▶ _WORK ITEM_: Transcribe the listing exactly, so that nothing but the pictures is missing.

▶ _RECORDS FOR THIS TASK_:

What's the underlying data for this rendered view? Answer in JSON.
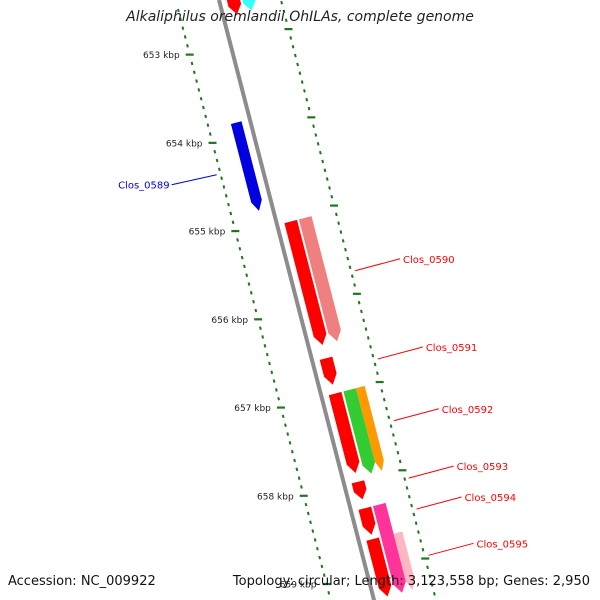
{
  "title": "Alkaliphilus oremlandii OhILAs, complete genome",
  "footer": {
    "accession": "Accession: NC_009922",
    "summary": "Topology: circular; Length: 3,123,558 bp; Genes: 2,950"
  },
  "axis": {
    "start_bp": 652500,
    "end_bp": 659300,
    "major_ticks": [
      {
        "bp": 653000,
        "label": "653 kbp"
      },
      {
        "bp": 654000,
        "label": "654 kbp"
      },
      {
        "bp": 655000,
        "label": "655 kbp"
      },
      {
        "bp": 656000,
        "label": "656 kbp"
      },
      {
        "bp": 657000,
        "label": "657 kbp"
      },
      {
        "bp": 658000,
        "label": "658 kbp"
      },
      {
        "bp": 659000,
        "label": "659 kbp"
      }
    ]
  },
  "colors": {
    "backbone": "#8c8c8c",
    "tick": "#1a7a1a",
    "cds": "#ff0000",
    "cds_light": "#f08080",
    "minus_strand": "#0000e0",
    "green": "#33cc33",
    "orange": "#ff9900",
    "magenta": "#ff3399",
    "pink": "#ffb6c1",
    "cyan": "#33ffff"
  },
  "features": [
    {
      "name": "Clos_0589",
      "start": 653850,
      "end": 654850,
      "track": -1,
      "color": "#0000e0",
      "label_side": "left"
    },
    {
      "name": "Clos_0590",
      "start": 655050,
      "end": 656450,
      "track": 1,
      "color": "#ff0000",
      "label_side": "right"
    },
    {
      "name": "Clos_0591",
      "start": 656600,
      "end": 656900,
      "track": 1,
      "color": "#ff0000",
      "label_side": "right"
    },
    {
      "name": "Clos_0592",
      "start": 657000,
      "end": 657900,
      "track": 1,
      "color": "#ff0000",
      "label_side": "right"
    },
    {
      "name": "Clos_0593",
      "start": 658000,
      "end": 658200,
      "track": 1,
      "color": "#ff0000",
      "label_side": "right"
    },
    {
      "name": "Clos_0594",
      "start": 658300,
      "end": 658600,
      "track": 1,
      "color": "#ff0000",
      "label_side": "right"
    },
    {
      "name": "Clos_0595",
      "start": 658650,
      "end": 659300,
      "track": 1,
      "color": "#ff0000",
      "label_side": "right"
    }
  ],
  "unlabeled_features": [
    {
      "start": 652500,
      "end": 652700,
      "track": 1,
      "color": "#ff0000"
    },
    {
      "start": 652500,
      "end": 652700,
      "track": 2,
      "color": "#33ffff"
    },
    {
      "start": 655050,
      "end": 656450,
      "track": 2,
      "color": "#f08080"
    },
    {
      "start": 657000,
      "end": 657950,
      "track": 2,
      "color": "#33cc33"
    },
    {
      "start": 657000,
      "end": 657950,
      "track": 3,
      "color": "#ff9900"
    },
    {
      "start": 658300,
      "end": 659300,
      "track": 2,
      "color": "#ff3399"
    },
    {
      "start": 658650,
      "end": 659300,
      "track": 3,
      "color": "#ffb6c1"
    }
  ]
}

▶ _THE ANSWER_:
What's the underlying data for this rendered view? Answer in JSON.
{
  "title": "Alkaliphilus oremlandii OhILAs, complete genome",
  "footer": {
    "accession": "Accession: NC_009922",
    "summary": "Topology: circular; Length: 3,123,558 bp; Genes: 2,950"
  },
  "axis": {
    "start_bp": 652500,
    "end_bp": 659300,
    "major_ticks": [
      {
        "bp": 653000,
        "label": "653 kbp"
      },
      {
        "bp": 654000,
        "label": "654 kbp"
      },
      {
        "bp": 655000,
        "label": "655 kbp"
      },
      {
        "bp": 656000,
        "label": "656 kbp"
      },
      {
        "bp": 657000,
        "label": "657 kbp"
      },
      {
        "bp": 658000,
        "label": "658 kbp"
      },
      {
        "bp": 659000,
        "label": "659 kbp"
      }
    ]
  },
  "colors": {
    "backbone": "#8c8c8c",
    "tick": "#1a7a1a",
    "cds": "#ff0000",
    "cds_light": "#f08080",
    "minus_strand": "#0000e0",
    "green": "#33cc33",
    "orange": "#ff9900",
    "magenta": "#ff3399",
    "pink": "#ffb6c1",
    "cyan": "#33ffff"
  },
  "features": [
    {
      "name": "Clos_0589",
      "start": 653850,
      "end": 654850,
      "track": -1,
      "color": "#0000e0",
      "label_side": "left"
    },
    {
      "name": "Clos_0590",
      "start": 655050,
      "end": 656450,
      "track": 1,
      "color": "#ff0000",
      "label_side": "right"
    },
    {
      "name": "Clos_0591",
      "start": 656600,
      "end": 656900,
      "track": 1,
      "color": "#ff0000",
      "label_side": "right"
    },
    {
      "name": "Clos_0592",
      "start": 657000,
      "end": 657900,
      "track": 1,
      "color": "#ff0000",
      "label_side": "right"
    },
    {
      "name": "Clos_0593",
      "start": 658000,
      "end": 658200,
      "track": 1,
      "color": "#ff0000",
      "label_side": "right"
    },
    {
      "name": "Clos_0594",
      "start": 658300,
      "end": 658600,
      "track": 1,
      "color": "#ff0000",
      "label_side": "right"
    },
    {
      "name": "Clos_0595",
      "start": 658650,
      "end": 659300,
      "track": 1,
      "color": "#ff0000",
      "label_side": "right"
    }
  ],
  "unlabeled_features": [
    {
      "start": 652500,
      "end": 652700,
      "track": 1,
      "color": "#ff0000"
    },
    {
      "start": 652500,
      "end": 652700,
      "track": 2,
      "color": "#33ffff"
    },
    {
      "start": 655050,
      "end": 656450,
      "track": 2,
      "color": "#f08080"
    },
    {
      "start": 657000,
      "end": 657950,
      "track": 2,
      "color": "#33cc33"
    },
    {
      "start": 657000,
      "end": 657950,
      "track": 3,
      "color": "#ff9900"
    },
    {
      "start": 658300,
      "end": 659300,
      "track": 2,
      "color": "#ff3399"
    },
    {
      "start": 658650,
      "end": 659300,
      "track": 3,
      "color": "#ffb6c1"
    }
  ]
}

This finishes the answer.